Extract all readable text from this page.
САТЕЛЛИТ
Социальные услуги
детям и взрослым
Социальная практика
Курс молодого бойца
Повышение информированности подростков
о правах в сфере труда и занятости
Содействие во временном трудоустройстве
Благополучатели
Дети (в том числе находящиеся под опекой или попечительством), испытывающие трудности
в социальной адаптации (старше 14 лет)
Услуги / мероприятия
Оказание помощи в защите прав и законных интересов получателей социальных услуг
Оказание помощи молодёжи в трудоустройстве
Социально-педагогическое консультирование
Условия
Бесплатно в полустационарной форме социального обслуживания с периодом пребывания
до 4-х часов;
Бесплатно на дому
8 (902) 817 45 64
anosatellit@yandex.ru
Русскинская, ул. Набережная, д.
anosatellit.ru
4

------------------------------------------------------------------------

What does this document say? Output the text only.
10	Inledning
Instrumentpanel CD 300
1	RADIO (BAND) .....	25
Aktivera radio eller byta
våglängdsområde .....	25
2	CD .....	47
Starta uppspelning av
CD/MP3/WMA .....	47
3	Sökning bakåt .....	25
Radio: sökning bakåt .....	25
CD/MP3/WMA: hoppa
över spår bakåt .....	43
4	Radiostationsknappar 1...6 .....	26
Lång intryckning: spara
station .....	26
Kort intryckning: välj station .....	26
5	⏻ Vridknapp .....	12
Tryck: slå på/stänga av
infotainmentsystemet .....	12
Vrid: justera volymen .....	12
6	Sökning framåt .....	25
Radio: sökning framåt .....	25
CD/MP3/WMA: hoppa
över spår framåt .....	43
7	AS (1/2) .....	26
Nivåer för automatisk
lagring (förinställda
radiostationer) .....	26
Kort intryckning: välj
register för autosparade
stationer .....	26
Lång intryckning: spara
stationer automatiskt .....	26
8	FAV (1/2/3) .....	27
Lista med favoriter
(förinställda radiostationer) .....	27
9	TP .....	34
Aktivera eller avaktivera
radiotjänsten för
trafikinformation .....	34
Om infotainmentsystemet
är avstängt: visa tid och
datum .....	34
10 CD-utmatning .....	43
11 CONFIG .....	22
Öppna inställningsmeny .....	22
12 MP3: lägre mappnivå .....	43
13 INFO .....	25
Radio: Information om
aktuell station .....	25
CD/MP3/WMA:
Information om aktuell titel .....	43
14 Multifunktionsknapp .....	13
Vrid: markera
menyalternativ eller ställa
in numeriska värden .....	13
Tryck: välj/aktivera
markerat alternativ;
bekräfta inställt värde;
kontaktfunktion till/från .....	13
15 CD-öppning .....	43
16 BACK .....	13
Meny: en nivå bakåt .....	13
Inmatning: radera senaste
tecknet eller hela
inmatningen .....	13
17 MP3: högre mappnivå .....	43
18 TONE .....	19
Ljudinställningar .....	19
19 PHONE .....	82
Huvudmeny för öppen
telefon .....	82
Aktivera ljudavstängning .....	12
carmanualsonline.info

------------------------------------------------------------------------

List each line in the listing that contains the string "Бесплатно".

> SOLUTION BELOW
Бесплатно в полустационарной форме социального обслуживания с периодом пребывания
Бесплатно на дому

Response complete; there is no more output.